## start Records for this task

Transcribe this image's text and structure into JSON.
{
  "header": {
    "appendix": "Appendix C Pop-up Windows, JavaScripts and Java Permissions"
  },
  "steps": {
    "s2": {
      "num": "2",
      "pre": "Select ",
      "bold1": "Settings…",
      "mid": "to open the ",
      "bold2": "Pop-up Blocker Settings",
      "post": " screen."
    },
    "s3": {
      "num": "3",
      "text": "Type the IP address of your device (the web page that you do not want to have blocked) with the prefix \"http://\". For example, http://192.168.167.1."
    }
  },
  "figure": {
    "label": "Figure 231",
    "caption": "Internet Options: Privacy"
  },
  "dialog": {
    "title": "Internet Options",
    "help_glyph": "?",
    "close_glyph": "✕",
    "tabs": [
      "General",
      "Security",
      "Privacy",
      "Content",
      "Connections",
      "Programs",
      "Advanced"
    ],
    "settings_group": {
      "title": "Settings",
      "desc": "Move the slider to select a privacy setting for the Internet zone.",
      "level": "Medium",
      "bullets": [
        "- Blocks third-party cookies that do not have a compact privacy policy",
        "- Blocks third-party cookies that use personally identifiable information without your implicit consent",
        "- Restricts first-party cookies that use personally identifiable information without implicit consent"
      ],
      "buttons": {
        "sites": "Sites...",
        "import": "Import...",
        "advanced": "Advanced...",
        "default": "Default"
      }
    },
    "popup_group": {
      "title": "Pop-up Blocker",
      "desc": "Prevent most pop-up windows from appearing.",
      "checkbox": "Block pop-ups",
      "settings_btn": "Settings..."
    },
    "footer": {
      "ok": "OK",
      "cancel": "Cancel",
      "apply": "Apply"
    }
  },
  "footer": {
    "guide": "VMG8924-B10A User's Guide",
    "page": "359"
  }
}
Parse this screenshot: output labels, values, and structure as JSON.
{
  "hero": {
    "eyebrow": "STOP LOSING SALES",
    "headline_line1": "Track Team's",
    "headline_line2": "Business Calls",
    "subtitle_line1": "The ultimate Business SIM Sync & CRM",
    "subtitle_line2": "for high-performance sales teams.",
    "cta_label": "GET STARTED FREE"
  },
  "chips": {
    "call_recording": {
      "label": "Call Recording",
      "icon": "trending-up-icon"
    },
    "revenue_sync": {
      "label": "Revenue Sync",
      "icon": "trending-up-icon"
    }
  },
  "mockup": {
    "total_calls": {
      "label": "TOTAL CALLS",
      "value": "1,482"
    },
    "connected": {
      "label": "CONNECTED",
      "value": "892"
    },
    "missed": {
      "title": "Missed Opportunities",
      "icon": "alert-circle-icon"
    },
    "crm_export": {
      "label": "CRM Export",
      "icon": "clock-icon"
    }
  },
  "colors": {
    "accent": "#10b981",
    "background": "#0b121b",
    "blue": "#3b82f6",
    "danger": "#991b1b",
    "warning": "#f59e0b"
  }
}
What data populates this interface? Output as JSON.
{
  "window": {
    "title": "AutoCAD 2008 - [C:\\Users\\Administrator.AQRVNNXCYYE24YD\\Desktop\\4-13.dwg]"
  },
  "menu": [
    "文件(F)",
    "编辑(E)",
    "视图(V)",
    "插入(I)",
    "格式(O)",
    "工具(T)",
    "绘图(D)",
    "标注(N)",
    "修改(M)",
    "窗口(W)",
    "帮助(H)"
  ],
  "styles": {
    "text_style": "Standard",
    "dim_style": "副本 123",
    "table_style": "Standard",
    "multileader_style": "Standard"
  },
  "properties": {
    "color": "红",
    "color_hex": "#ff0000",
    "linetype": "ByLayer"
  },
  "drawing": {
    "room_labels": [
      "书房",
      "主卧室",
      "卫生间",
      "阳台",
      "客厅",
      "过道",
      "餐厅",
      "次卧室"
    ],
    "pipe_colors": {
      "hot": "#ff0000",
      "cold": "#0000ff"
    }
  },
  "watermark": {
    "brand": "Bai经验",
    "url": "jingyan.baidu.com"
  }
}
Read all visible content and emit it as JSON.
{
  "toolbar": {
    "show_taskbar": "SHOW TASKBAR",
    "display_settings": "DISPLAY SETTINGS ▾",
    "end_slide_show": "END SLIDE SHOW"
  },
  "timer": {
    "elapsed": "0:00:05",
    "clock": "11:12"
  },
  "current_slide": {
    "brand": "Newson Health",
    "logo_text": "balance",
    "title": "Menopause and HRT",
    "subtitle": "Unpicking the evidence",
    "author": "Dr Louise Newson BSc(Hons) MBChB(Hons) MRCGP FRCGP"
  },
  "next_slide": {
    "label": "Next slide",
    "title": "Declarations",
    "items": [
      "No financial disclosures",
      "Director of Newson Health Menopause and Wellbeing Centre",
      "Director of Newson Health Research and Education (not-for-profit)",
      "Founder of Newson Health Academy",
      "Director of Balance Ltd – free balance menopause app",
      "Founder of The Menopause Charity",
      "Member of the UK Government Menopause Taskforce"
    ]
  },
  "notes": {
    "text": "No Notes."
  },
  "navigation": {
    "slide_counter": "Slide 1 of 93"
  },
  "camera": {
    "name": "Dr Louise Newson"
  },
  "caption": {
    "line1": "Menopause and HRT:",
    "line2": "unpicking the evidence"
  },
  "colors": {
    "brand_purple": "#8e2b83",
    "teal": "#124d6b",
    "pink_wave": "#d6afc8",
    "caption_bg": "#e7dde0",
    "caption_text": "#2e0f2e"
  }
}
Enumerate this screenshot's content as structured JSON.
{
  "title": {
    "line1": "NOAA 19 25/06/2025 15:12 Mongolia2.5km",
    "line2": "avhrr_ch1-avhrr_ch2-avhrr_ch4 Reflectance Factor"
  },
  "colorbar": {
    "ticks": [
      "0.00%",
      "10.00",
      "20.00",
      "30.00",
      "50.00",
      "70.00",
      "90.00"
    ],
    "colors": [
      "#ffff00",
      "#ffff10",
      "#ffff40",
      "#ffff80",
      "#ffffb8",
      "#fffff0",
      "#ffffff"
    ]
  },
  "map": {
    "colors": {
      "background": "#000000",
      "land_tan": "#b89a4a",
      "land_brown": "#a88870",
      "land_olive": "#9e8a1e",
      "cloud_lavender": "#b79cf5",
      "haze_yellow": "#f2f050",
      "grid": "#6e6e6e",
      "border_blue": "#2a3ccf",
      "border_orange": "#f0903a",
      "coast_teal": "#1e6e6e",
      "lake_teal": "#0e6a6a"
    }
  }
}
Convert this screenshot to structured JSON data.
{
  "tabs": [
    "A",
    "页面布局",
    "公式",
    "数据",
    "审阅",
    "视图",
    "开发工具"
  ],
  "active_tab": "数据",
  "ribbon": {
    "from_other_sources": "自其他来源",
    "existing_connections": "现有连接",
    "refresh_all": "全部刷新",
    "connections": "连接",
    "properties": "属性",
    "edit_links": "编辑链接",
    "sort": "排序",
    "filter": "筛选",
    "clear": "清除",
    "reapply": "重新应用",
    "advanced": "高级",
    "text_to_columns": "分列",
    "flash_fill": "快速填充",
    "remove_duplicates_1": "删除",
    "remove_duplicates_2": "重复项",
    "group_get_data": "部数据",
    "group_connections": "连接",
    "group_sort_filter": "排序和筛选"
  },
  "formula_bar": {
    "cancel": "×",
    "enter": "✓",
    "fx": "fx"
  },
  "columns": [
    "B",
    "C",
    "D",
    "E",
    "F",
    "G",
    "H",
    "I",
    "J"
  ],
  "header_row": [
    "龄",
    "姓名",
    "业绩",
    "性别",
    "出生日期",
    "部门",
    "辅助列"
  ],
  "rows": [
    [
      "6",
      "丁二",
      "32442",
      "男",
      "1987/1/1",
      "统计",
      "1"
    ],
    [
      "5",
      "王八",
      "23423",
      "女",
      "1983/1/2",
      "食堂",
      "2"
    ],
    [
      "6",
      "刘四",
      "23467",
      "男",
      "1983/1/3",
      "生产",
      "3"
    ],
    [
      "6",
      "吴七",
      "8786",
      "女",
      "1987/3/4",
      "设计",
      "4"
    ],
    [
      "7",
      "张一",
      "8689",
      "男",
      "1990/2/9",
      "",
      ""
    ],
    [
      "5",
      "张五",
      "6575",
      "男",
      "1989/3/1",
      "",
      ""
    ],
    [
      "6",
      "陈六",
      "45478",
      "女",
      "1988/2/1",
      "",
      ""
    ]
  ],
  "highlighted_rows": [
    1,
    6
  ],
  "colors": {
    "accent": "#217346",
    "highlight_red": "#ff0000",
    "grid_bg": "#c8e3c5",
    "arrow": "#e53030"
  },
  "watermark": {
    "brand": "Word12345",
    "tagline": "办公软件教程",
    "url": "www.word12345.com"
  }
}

## end Records for this task

• [Goal of the exercise]: Which lines hold the word "without"? Show each one.

• [Expected answer]:
        "- Blocks third-party cookies that use personally identifiable information without your implicit consent",
        "- Restricts first-party cookies that use personally identifiable information without implicit consent"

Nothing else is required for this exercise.